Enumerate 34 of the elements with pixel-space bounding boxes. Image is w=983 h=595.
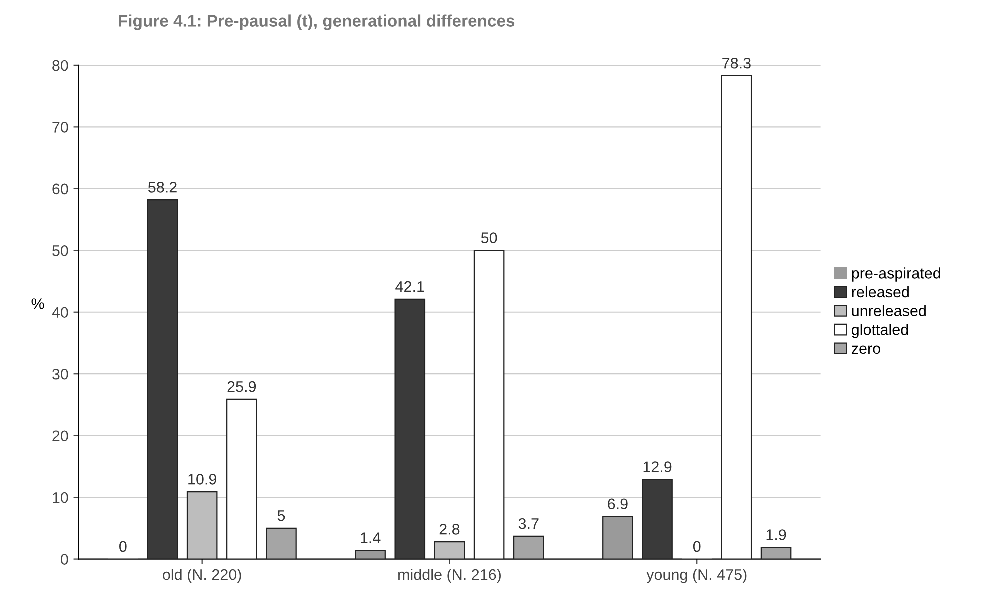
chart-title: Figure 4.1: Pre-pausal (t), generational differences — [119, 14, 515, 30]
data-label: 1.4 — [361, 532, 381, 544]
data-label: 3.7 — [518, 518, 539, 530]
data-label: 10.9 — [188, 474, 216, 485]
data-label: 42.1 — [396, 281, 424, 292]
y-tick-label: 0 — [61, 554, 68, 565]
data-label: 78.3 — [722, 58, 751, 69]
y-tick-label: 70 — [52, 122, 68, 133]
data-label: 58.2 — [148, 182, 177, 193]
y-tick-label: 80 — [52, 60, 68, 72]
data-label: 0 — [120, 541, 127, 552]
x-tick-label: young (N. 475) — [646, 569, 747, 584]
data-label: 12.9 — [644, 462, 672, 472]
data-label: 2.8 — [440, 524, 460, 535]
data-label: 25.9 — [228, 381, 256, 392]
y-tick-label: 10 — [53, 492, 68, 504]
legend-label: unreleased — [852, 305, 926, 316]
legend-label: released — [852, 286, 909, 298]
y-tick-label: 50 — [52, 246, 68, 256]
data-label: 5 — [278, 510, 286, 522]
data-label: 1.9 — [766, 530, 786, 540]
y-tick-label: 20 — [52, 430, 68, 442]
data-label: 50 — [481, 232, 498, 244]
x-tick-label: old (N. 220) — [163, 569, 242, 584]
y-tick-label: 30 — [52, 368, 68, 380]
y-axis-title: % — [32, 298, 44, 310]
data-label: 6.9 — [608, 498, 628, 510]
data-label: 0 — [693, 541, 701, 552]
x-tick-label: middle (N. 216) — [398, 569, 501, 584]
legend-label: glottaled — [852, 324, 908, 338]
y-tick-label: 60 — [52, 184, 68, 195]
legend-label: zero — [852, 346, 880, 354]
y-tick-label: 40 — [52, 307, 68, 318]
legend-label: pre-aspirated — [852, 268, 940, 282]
——————
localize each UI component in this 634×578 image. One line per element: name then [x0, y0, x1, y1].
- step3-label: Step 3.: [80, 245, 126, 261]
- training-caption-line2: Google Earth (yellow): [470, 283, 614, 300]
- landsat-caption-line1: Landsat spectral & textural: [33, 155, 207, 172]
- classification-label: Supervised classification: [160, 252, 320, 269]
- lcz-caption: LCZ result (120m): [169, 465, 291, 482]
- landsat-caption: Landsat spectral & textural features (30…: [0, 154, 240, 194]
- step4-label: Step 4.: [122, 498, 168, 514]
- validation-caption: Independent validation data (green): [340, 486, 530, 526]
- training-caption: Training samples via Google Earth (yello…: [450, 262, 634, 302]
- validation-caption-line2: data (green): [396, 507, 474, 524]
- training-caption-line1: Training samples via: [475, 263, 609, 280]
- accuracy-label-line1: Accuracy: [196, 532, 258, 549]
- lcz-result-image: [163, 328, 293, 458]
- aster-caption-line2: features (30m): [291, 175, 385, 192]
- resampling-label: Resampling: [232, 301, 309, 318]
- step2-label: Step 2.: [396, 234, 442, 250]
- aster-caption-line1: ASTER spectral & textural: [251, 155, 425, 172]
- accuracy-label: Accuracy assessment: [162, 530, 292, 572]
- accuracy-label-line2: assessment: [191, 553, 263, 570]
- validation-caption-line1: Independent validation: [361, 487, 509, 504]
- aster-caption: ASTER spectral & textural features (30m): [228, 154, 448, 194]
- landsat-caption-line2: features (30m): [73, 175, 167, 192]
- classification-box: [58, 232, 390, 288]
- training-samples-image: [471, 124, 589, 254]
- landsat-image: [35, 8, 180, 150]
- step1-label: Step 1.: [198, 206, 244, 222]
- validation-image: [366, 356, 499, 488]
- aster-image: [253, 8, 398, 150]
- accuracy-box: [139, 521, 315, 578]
——————
# [Deine Aufgabe]
Schreibe die Zeilen zwischen der Zeile mit „chart-title: Figure 4.1: Pre-pausal“ und der Zeile mit „data-label: 12.9 — [644, 462, 672, 472]“ unverändert ab, beide Zeilen eingeschlossen.

# [Richtige Antwort]
chart-title: Figure 4.1: Pre-pausal (t), generational differences — [119, 14, 515, 30]
data-label: 1.4 — [361, 532, 381, 544]
data-label: 3.7 — [518, 518, 539, 530]
data-label: 10.9 — [188, 474, 216, 485]
data-label: 42.1 — [396, 281, 424, 292]
y-tick-label: 0 — [61, 554, 68, 565]
data-label: 78.3 — [722, 58, 751, 69]
y-tick-label: 70 — [52, 122, 68, 133]
data-label: 58.2 — [148, 182, 177, 193]
y-tick-label: 80 — [52, 60, 68, 72]
data-label: 0 — [120, 541, 127, 552]
x-tick-label: young (N. 475) — [646, 569, 747, 584]
data-label: 12.9 — [644, 462, 672, 472]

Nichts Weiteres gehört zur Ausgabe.